• **Requirements**
Track down the lines that contain "Table" and copy them.

• **Material shown**
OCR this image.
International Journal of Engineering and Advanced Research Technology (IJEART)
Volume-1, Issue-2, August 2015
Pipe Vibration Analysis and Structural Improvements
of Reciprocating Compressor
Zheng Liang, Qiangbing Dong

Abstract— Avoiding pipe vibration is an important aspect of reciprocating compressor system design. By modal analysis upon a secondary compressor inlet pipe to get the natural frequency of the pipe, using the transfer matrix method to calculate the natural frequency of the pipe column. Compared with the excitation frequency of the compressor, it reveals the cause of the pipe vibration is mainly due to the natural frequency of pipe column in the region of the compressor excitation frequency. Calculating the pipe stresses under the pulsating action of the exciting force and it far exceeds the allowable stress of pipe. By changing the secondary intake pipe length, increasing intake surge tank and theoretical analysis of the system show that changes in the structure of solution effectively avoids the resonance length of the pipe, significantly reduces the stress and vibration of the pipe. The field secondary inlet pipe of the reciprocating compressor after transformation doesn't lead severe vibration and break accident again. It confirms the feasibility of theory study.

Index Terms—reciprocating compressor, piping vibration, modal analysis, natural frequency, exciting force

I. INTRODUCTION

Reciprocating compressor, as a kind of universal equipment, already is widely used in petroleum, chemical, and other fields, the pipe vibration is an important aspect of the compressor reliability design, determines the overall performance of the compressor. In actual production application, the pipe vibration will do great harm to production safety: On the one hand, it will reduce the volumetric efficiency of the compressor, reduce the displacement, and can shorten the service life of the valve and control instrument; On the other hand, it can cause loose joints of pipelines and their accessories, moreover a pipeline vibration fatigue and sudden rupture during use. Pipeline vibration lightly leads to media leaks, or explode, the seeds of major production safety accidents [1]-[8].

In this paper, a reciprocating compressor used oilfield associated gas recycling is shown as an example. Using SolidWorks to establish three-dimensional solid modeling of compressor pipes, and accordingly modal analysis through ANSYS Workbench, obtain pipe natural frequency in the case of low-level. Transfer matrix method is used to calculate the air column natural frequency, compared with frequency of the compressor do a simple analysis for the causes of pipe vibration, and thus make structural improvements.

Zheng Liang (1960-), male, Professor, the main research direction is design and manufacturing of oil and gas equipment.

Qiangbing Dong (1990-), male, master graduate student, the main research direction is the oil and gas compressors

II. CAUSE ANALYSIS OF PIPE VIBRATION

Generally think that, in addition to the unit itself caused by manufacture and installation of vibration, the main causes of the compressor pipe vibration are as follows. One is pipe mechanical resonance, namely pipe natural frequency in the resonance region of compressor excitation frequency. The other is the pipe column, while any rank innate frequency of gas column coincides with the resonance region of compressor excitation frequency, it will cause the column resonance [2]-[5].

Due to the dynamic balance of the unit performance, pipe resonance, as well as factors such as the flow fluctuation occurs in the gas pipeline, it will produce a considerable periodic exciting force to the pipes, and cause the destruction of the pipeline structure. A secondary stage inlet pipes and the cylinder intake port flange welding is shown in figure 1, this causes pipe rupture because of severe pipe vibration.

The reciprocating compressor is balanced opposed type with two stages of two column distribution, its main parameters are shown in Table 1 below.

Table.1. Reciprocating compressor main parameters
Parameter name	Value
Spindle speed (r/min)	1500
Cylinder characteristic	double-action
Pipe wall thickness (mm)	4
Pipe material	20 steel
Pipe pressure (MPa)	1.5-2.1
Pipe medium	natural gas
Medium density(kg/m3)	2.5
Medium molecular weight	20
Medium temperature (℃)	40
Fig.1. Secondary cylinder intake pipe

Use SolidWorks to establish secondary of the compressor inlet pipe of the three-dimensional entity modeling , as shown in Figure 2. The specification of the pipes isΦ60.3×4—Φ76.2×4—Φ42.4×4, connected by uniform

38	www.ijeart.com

...

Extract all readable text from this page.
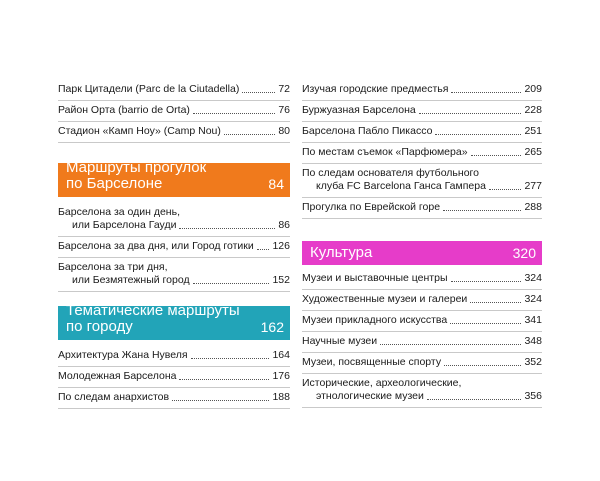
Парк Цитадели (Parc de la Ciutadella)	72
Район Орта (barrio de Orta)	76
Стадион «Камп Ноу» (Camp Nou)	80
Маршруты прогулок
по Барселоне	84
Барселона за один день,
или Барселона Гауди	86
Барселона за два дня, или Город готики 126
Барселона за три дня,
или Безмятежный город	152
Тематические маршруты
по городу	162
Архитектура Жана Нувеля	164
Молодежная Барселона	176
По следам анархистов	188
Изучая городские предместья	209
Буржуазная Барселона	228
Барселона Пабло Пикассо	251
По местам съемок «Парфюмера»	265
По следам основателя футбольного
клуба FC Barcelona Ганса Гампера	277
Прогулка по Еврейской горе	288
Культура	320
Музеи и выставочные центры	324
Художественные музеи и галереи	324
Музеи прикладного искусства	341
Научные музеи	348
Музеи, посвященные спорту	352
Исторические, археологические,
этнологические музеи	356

• **Finished exercise**
The reciprocating compressor is balanced opposed type with two stages of two column distribution, its main parameters are shown in Table 1 below.
Table.1. Reciprocating compressor main parameters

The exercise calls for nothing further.